## Written task
Make a verbatim copy of the entries below; pictures stay out.

= = = = = = =

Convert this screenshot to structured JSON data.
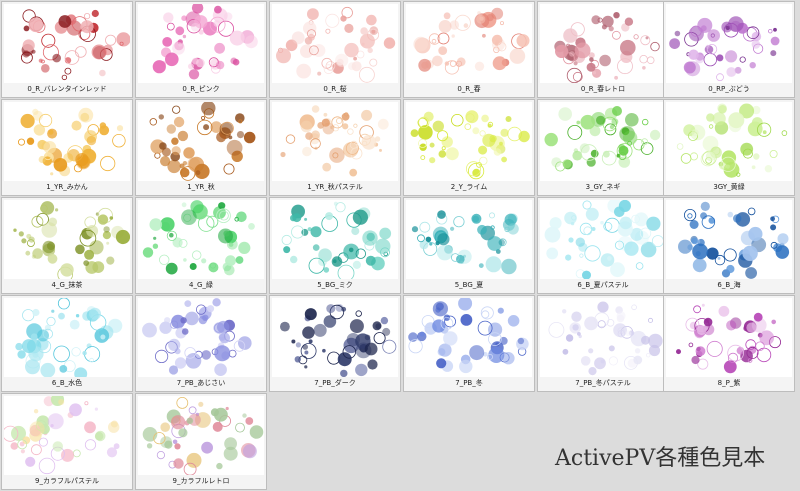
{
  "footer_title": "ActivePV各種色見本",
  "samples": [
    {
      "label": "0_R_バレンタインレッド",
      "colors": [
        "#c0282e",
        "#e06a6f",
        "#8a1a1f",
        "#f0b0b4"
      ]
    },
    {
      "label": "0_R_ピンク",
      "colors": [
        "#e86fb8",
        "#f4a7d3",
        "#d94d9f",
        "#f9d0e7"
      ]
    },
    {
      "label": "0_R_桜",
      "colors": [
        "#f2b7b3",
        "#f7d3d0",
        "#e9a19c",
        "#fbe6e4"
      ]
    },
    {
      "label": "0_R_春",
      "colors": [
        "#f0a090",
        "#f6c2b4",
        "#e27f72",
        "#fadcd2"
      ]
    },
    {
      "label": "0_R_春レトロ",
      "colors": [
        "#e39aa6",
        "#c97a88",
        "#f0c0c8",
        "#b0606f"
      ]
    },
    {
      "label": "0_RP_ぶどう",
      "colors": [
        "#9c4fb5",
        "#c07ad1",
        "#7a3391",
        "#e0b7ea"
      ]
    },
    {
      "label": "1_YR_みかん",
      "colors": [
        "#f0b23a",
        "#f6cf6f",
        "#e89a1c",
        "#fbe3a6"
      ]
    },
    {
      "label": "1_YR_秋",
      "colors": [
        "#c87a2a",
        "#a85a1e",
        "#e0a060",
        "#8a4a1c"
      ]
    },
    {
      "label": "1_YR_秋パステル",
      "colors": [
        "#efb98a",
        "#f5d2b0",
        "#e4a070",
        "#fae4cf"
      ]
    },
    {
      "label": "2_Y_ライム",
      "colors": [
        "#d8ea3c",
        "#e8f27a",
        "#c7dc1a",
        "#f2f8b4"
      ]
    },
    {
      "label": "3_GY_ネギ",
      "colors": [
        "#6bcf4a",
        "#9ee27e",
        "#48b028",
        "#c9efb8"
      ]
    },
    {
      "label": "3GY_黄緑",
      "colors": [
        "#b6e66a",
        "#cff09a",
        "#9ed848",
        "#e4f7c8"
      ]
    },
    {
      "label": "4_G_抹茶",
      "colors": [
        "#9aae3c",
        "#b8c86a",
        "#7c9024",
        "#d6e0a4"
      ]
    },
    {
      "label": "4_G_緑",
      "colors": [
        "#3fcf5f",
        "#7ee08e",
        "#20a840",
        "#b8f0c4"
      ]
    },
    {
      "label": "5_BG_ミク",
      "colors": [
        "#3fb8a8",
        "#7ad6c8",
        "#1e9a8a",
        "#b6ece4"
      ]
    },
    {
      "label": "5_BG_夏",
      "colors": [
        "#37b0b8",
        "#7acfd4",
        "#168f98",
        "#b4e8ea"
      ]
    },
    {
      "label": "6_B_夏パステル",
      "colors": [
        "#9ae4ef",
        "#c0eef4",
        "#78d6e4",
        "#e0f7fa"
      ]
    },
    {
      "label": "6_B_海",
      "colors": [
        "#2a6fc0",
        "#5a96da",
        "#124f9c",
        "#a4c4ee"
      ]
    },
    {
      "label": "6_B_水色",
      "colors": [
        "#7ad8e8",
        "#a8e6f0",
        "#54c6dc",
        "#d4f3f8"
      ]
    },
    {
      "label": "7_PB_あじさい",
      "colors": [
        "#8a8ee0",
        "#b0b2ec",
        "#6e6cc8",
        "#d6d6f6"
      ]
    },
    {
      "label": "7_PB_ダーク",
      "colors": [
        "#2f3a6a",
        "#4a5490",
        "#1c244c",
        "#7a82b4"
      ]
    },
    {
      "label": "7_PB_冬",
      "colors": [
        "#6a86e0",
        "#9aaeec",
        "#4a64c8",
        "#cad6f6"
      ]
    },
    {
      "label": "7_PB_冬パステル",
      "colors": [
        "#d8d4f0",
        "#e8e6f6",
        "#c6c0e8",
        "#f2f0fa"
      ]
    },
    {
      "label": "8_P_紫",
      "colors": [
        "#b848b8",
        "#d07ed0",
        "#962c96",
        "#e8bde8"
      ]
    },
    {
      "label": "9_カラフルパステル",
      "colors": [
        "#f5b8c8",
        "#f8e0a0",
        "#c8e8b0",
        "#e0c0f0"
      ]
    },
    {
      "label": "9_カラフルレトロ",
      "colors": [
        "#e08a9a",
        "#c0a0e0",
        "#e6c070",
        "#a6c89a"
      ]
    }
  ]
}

= = = = = = =

## Solved exercise
Convert this screenshot to structured JSON data.
{
  "footer_title": "ActivePV各種色見本",
  "samples": [
    {
      "label": "0_R_バレンタインレッド",
      "colors": [
        "#c0282e",
        "#e06a6f",
        "#8a1a1f",
        "#f0b0b4"
      ]
    },
    {
      "label": "0_R_ピンク",
      "colors": [
        "#e86fb8",
        "#f4a7d3",
        "#d94d9f",
        "#f9d0e7"
      ]
    },
    {
      "label": "0_R_桜",
      "colors": [
        "#f2b7b3",
        "#f7d3d0",
        "#e9a19c",
        "#fbe6e4"
      ]
    },
    {
      "label": "0_R_春",
      "colors": [
        "#f0a090",
        "#f6c2b4",
        "#e27f72",
        "#fadcd2"
      ]
    },
    {
      "label": "0_R_春レトロ",
      "colors": [
        "#e39aa6",
        "#c97a88",
        "#f0c0c8",
        "#b0606f"
      ]
    },
    {
      "label": "0_RP_ぶどう",
      "colors": [
        "#9c4fb5",
        "#c07ad1",
        "#7a3391",
        "#e0b7ea"
      ]
    },
    {
      "label": "1_YR_みかん",
      "colors": [
        "#f0b23a",
        "#f6cf6f",
        "#e89a1c",
        "#fbe3a6"
      ]
    },
    {
      "label": "1_YR_秋",
      "colors": [
        "#c87a2a",
        "#a85a1e",
        "#e0a060",
        "#8a4a1c"
      ]
    },
    {
      "label": "1_YR_秋パステル",
      "colors": [
        "#efb98a",
        "#f5d2b0",
        "#e4a070",
        "#fae4cf"
      ]
    },
    {
      "label": "2_Y_ライム",
      "colors": [
        "#d8ea3c",
        "#e8f27a",
        "#c7dc1a",
        "#f2f8b4"
      ]
    },
    {
      "label": "3_GY_ネギ",
      "colors": [
        "#6bcf4a",
        "#9ee27e",
        "#48b028",
        "#c9efb8"
      ]
    },
    {
      "label": "3GY_黄緑",
      "colors": [
        "#b6e66a",
        "#cff09a",
        "#9ed848",
        "#e4f7c8"
      ]
    },
    {
      "label": "4_G_抹茶",
      "colors": [
        "#9aae3c",
        "#b8c86a",
        "#7c9024",
        "#d6e0a4"
      ]
    },
    {
      "label": "4_G_緑",
      "colors": [
        "#3fcf5f",
        "#7ee08e",
        "#20a840",
        "#b8f0c4"
      ]
    },
    {
      "label": "5_BG_ミク",
      "colors": [
        "#3fb8a8",
        "#7ad6c8",
        "#1e9a8a",
        "#b6ece4"
      ]
    },
    {
      "label": "5_BG_夏",
      "colors": [
        "#37b0b8",
        "#7acfd4",
        "#168f98",
        "#b4e8ea"
      ]
    },
    {
      "label": "6_B_夏パステル",
      "colors": [
        "#9ae4ef",
        "#c0eef4",
        "#78d6e4",
        "#e0f7fa"
      ]
    },
    {
      "label": "6_B_海",
      "colors": [
        "#2a6fc0",
        "#5a96da",
        "#124f9c",
        "#a4c4ee"
      ]
    },
    {
      "label": "6_B_水色",
      "colors": [
        "#7ad8e8",
        "#a8e6f0",
        "#54c6dc",
        "#d4f3f8"
      ]
    },
    {
      "label": "7_PB_あじさい",
      "colors": [
        "#8a8ee0",
        "#b0b2ec",
        "#6e6cc8",
        "#d6d6f6"
      ]
    },
    {
      "label": "7_PB_ダーク",
      "colors": [
        "#2f3a6a",
        "#4a5490",
        "#1c244c",
        "#7a82b4"
      ]
    },
    {
      "label": "7_PB_冬",
      "colors": [
        "#6a86e0",
        "#9aaeec",
        "#4a64c8",
        "#cad6f6"
      ]
    },
    {
      "label": "7_PB_冬パステル",
      "colors": [
        "#d8d4f0",
        "#e8e6f6",
        "#c6c0e8",
        "#f2f0fa"
      ]
    },
    {
      "label": "8_P_紫",
      "colors": [
        "#b848b8",
        "#d07ed0",
        "#962c96",
        "#e8bde8"
      ]
    },
    {
      "label": "9_カラフルパステル",
      "colors": [
        "#f5b8c8",
        "#f8e0a0",
        "#c8e8b0",
        "#e0c0f0"
      ]
    },
    {
      "label": "9_カラフルレトロ",
      "colors": [
        "#e08a9a",
        "#c0a0e0",
        "#e6c070",
        "#a6c89a"
      ]
    }
  ]
}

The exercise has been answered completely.